- _TASK_:
Quote each line of the material verbatim, without the pictures.

— BEGIN GIVEN RECORDS —

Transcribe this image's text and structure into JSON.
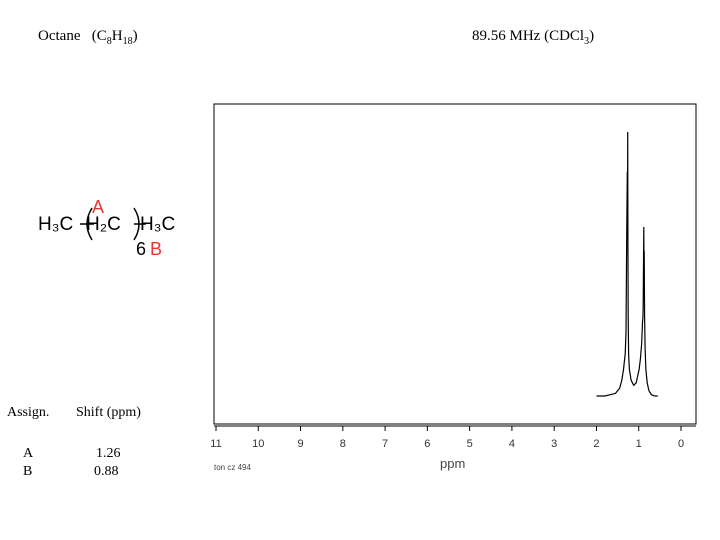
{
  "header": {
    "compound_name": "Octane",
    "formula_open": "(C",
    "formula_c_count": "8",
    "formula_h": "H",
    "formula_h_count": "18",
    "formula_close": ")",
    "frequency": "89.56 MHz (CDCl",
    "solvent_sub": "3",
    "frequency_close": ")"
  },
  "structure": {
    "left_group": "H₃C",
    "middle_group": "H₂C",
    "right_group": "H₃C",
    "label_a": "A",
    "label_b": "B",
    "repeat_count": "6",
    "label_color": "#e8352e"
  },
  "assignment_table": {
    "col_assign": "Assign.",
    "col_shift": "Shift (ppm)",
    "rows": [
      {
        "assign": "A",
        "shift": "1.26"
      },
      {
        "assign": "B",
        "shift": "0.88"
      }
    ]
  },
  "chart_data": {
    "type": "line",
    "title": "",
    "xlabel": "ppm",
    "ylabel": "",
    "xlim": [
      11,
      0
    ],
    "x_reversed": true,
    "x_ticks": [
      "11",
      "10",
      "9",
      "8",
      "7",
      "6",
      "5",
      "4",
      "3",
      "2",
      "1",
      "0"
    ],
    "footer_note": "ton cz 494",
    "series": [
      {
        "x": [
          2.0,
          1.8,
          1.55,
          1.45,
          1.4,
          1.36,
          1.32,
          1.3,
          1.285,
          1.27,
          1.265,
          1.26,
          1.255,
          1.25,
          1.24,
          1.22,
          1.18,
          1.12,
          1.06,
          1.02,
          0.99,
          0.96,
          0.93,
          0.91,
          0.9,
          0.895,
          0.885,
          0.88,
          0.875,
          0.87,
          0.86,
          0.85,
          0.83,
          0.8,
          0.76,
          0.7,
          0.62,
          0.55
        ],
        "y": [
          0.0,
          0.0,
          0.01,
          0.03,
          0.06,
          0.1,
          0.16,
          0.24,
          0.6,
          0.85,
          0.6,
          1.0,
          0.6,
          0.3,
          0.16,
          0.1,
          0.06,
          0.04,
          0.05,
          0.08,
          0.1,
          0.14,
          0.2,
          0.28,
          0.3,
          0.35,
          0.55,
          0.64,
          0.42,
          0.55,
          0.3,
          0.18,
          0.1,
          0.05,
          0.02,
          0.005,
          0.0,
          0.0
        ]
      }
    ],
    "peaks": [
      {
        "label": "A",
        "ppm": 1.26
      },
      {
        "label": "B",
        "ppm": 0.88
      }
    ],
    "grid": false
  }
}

— END GIVEN RECORDS —

- _EXERCISE SOLUTION_:
Transcribe this image's text and structure into JSON.
{
  "header": {
    "compound_name": "Octane",
    "formula_open": "(C",
    "formula_c_count": "8",
    "formula_h": "H",
    "formula_h_count": "18",
    "formula_close": ")",
    "frequency": "89.56 MHz (CDCl",
    "solvent_sub": "3",
    "frequency_close": ")"
  },
  "structure": {
    "left_group": "H₃C",
    "middle_group": "H₂C",
    "right_group": "H₃C",
    "label_a": "A",
    "label_b": "B",
    "repeat_count": "6",
    "label_color": "#e8352e"
  },
  "assignment_table": {
    "col_assign": "Assign.",
    "col_shift": "Shift (ppm)",
    "rows": [
      {
        "assign": "A",
        "shift": "1.26"
      },
      {
        "assign": "B",
        "shift": "0.88"
      }
    ]
  },
  "chart_data": {
    "type": "line",
    "title": "",
    "xlabel": "ppm",
    "ylabel": "",
    "xlim": [
      11,
      0
    ],
    "x_reversed": true,
    "x_ticks": [
      "11",
      "10",
      "9",
      "8",
      "7",
      "6",
      "5",
      "4",
      "3",
      "2",
      "1",
      "0"
    ],
    "footer_note": "ton cz 494",
    "series": [
      {
        "x": [
          2.0,
          1.8,
          1.55,
          1.45,
          1.4,
          1.36,
          1.32,
          1.3,
          1.285,
          1.27,
          1.265,
          1.26,
          1.255,
          1.25,
          1.24,
          1.22,
          1.18,
          1.12,
          1.06,
          1.02,
          0.99,
          0.96,
          0.93,
          0.91,
          0.9,
          0.895,
          0.885,
          0.88,
          0.875,
          0.87,
          0.86,
          0.85,
          0.83,
          0.8,
          0.76,
          0.7,
          0.62,
          0.55
        ],
        "y": [
          0.0,
          0.0,
          0.01,
          0.03,
          0.06,
          0.1,
          0.16,
          0.24,
          0.6,
          0.85,
          0.6,
          1.0,
          0.6,
          0.3,
          0.16,
          0.1,
          0.06,
          0.04,
          0.05,
          0.08,
          0.1,
          0.14,
          0.2,
          0.28,
          0.3,
          0.35,
          0.55,
          0.64,
          0.42,
          0.55,
          0.3,
          0.18,
          0.1,
          0.05,
          0.02,
          0.005,
          0.0,
          0.0
        ]
      }
    ],
    "peaks": [
      {
        "label": "A",
        "ppm": 1.26
      },
      {
        "label": "B",
        "ppm": 0.88
      }
    ],
    "grid": false
  }
}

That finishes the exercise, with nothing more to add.